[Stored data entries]
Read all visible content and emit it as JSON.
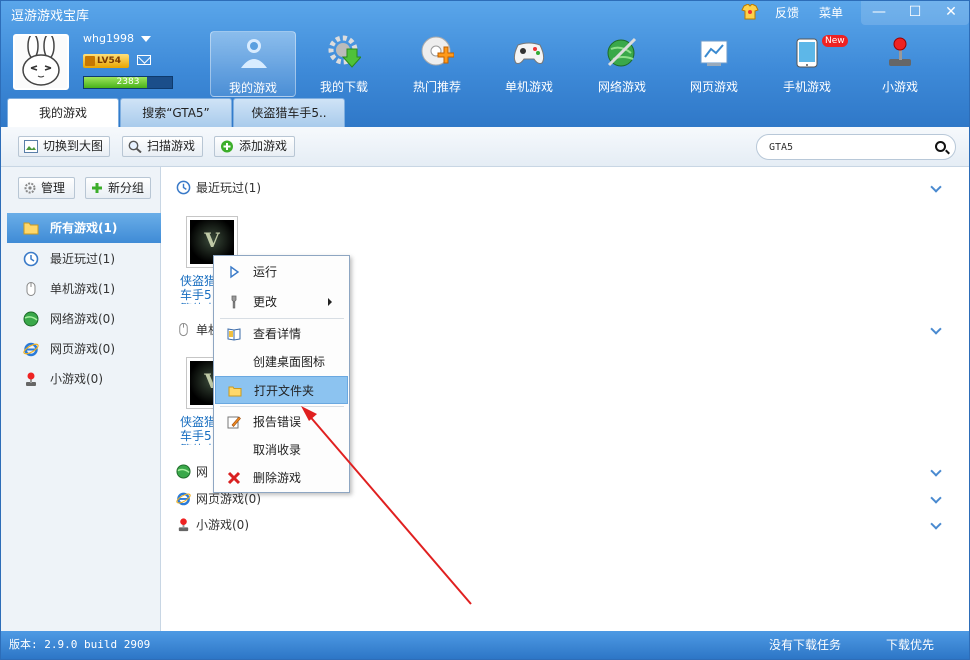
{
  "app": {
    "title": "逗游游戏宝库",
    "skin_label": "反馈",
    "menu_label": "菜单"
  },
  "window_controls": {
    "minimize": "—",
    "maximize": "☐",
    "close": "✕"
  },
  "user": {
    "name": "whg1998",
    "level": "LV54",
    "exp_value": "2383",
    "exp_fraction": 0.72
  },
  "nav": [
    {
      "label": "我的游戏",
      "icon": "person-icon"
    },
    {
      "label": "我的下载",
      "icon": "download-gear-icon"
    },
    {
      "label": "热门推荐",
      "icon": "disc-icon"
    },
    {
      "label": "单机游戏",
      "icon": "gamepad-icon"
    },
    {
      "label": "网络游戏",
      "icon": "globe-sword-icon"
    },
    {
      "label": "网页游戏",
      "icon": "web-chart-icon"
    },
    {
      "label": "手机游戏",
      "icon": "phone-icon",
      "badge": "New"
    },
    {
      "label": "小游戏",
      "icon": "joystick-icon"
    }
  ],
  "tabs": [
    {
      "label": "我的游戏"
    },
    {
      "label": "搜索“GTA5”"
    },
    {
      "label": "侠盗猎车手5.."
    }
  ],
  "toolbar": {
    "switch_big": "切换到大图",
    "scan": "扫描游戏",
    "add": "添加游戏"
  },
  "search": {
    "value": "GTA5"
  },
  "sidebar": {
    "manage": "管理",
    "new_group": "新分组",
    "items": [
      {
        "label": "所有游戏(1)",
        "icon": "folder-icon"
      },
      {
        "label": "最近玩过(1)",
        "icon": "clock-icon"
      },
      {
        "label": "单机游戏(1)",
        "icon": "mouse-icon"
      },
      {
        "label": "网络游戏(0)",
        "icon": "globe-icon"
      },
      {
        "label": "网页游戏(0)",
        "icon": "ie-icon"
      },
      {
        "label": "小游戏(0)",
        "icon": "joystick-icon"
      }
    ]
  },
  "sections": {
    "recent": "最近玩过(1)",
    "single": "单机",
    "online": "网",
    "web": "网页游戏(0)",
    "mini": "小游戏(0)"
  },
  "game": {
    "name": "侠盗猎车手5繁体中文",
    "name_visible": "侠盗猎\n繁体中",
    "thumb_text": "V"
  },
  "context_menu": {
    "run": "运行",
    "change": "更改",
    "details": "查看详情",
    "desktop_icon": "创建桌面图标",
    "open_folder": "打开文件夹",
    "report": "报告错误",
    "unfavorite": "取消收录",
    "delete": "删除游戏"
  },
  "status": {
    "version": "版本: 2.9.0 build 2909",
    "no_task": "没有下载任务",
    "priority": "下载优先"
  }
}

# Required work:
Quote the records in their entirety, keeping the wording exact and excluding pictures.

# Written response:
Read all visible content and emit it as JSON.
{
  "app": {
    "title": "逗游游戏宝库",
    "skin_label": "反馈",
    "menu_label": "菜单"
  },
  "window_controls": {
    "minimize": "—",
    "maximize": "☐",
    "close": "✕"
  },
  "user": {
    "name": "whg1998",
    "level": "LV54",
    "exp_value": "2383",
    "exp_fraction": 0.72
  },
  "nav": [
    {
      "label": "我的游戏",
      "icon": "person-icon"
    },
    {
      "label": "我的下载",
      "icon": "download-gear-icon"
    },
    {
      "label": "热门推荐",
      "icon": "disc-icon"
    },
    {
      "label": "单机游戏",
      "icon": "gamepad-icon"
    },
    {
      "label": "网络游戏",
      "icon": "globe-sword-icon"
    },
    {
      "label": "网页游戏",
      "icon": "web-chart-icon"
    },
    {
      "label": "手机游戏",
      "icon": "phone-icon",
      "badge": "New"
    },
    {
      "label": "小游戏",
      "icon": "joystick-icon"
    }
  ],
  "tabs": [
    {
      "label": "我的游戏"
    },
    {
      "label": "搜索“GTA5”"
    },
    {
      "label": "侠盗猎车手5.."
    }
  ],
  "toolbar": {
    "switch_big": "切换到大图",
    "scan": "扫描游戏",
    "add": "添加游戏"
  },
  "search": {
    "value": "GTA5"
  },
  "sidebar": {
    "manage": "管理",
    "new_group": "新分组",
    "items": [
      {
        "label": "所有游戏(1)",
        "icon": "folder-icon"
      },
      {
        "label": "最近玩过(1)",
        "icon": "clock-icon"
      },
      {
        "label": "单机游戏(1)",
        "icon": "mouse-icon"
      },
      {
        "label": "网络游戏(0)",
        "icon": "globe-icon"
      },
      {
        "label": "网页游戏(0)",
        "icon": "ie-icon"
      },
      {
        "label": "小游戏(0)",
        "icon": "joystick-icon"
      }
    ]
  },
  "sections": {
    "recent": "最近玩过(1)",
    "single": "单机",
    "online": "网",
    "web": "网页游戏(0)",
    "mini": "小游戏(0)"
  },
  "game": {
    "name": "侠盗猎车手5繁体中文",
    "name_visible": "侠盗猎\n繁体中",
    "thumb_text": "V"
  },
  "context_menu": {
    "run": "运行",
    "change": "更改",
    "details": "查看详情",
    "desktop_icon": "创建桌面图标",
    "open_folder": "打开文件夹",
    "report": "报告错误",
    "unfavorite": "取消收录",
    "delete": "删除游戏"
  },
  "status": {
    "version": "版本: 2.9.0 build 2909",
    "no_task": "没有下载任务",
    "priority": "下载优先"
  }
}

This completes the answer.